##### INPUT #####
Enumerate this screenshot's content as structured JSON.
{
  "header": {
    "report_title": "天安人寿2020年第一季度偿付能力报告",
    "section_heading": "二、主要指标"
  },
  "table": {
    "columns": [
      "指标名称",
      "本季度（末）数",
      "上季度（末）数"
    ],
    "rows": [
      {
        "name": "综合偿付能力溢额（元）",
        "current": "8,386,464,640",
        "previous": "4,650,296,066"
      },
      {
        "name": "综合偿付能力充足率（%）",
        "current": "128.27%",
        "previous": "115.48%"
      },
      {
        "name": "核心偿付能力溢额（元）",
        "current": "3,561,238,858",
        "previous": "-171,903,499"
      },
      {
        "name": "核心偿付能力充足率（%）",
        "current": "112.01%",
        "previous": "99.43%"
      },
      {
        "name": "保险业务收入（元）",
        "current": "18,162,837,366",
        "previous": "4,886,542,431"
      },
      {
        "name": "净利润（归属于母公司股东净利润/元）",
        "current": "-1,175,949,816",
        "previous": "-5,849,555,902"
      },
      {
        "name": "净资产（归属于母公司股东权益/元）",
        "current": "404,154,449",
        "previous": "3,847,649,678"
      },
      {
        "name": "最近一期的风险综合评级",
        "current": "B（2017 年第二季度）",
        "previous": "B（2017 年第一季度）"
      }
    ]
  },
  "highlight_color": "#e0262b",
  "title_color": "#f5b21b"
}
#####
EXERCISE REQUIREMENTS: Copy each line that contains the word "name".

COMPLETE ANSWER:
        "name": "综合偿付能力溢额（元）",
        "name": "综合偿付能力充足率（%）",
        "name": "核心偿付能力溢额（元）",
        "name": "核心偿付能力充足率（%）",
        "name": "保险业务收入（元）",
        "name": "净利润（归属于母公司股东净利润/元）",
        "name": "净资产（归属于母公司股东权益/元）",
        "name": "最近一期的风险综合评级",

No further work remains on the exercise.